** start Material provided **

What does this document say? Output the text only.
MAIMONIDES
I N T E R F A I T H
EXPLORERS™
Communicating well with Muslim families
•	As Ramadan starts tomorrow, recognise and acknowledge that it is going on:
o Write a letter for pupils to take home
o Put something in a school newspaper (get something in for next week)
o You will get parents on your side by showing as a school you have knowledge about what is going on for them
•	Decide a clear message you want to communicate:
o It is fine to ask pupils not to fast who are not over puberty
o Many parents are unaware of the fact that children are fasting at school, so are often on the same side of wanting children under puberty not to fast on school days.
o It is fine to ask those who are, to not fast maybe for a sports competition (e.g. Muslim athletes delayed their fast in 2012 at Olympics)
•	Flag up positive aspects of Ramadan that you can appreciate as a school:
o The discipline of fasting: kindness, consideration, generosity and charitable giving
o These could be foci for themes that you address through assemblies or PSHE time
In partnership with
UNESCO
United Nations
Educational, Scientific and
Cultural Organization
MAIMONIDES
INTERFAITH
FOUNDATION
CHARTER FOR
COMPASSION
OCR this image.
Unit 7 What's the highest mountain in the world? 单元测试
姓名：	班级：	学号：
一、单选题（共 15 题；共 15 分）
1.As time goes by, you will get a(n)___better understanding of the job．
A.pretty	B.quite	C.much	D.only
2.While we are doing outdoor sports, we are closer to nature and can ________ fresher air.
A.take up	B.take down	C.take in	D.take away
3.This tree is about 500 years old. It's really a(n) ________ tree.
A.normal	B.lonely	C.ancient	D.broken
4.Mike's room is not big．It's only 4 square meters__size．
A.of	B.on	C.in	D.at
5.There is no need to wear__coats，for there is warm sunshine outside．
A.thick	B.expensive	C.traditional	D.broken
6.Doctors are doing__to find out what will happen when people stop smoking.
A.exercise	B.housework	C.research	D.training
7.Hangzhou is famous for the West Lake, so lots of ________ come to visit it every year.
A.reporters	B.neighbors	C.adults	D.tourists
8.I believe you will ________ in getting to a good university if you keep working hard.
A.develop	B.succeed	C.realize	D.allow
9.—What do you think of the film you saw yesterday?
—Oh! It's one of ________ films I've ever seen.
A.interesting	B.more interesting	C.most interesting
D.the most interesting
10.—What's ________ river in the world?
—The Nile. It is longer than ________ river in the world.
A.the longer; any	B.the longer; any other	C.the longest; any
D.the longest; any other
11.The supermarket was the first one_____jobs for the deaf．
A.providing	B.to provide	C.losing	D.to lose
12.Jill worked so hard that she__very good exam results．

** end Material provided **

Challenge —
Copy all the records above precisely.

Exercise result —
What does this document say? Output the text only.
MAIMONIDES
I N T E R F A I T H
EXPLORERS™
Communicating well with Muslim families
•	As Ramadan starts tomorrow, recognise and acknowledge that it is going on:
o Write a letter for pupils to take home
o Put something in a school newspaper (get something in for next week)
o You will get parents on your side by showing as a school you have knowledge about what is going on for them
•	Decide a clear message you want to communicate:
o It is fine to ask pupils not to fast who are not over puberty
o Many parents are unaware of the fact that children are fasting at school, so are often on the same side of wanting children under puberty not to fast on school days.
o It is fine to ask those who are, to not fast maybe for a sports competition (e.g. Muslim athletes delayed their fast in 2012 at Olympics)
•	Flag up positive aspects of Ramadan that you can appreciate as a school:
o The discipline of fasting: kindness, consideration, generosity and charitable giving
o These could be foci for themes that you address through assemblies or PSHE time
In partnership with
UNESCO
United Nations
Educational, Scientific and
Cultural Organization
MAIMONIDES
INTERFAITH
FOUNDATION
CHARTER FOR
COMPASSION
OCR this image.
Unit 7 What's the highest mountain in the world? 单元测试
姓名：	班级：	学号：
一、单选题（共 15 题；共 15 分）
1.As time goes by, you will get a(n)___better understanding of the job．
A.pretty	B.quite	C.much	D.only
2.While we are doing outdoor sports, we are closer to nature and can ________ fresher air.
A.take up	B.take down	C.take in	D.take away
3.This tree is about 500 years old. It's really a(n) ________ tree.
A.normal	B.lonely	C.ancient	D.broken
4.Mike's room is not big．It's only 4 square meters__size．
A.of	B.on	C.in	D.at
5.There is no need to wear__coats，for there is warm sunshine outside．
A.thick	B.expensive	C.traditional	D.broken
6.Doctors are doing__to find out what will happen when people stop smoking.
A.exercise	B.housework	C.research	D.training
7.Hangzhou is famous for the West Lake, so lots of ________ come to visit it every year.
A.reporters	B.neighbors	C.adults	D.tourists
8.I believe you will ________ in getting to a good university if you keep working hard.
A.develop	B.succeed	C.realize	D.allow
9.—What do you think of the film you saw yesterday?
—Oh! It's one of ________ films I've ever seen.
A.interesting	B.more interesting	C.most interesting
D.the most interesting
10.—What's ________ river in the world?
—The Nile. It is longer than ________ river in the world.
A.the longer; any	B.the longer; any other	C.the longest; any
D.the longest; any other
11.The supermarket was the first one_____jobs for the deaf．
A.providing	B.to provide	C.losing	D.to lose
12.Jill worked so hard that she__very good exam results．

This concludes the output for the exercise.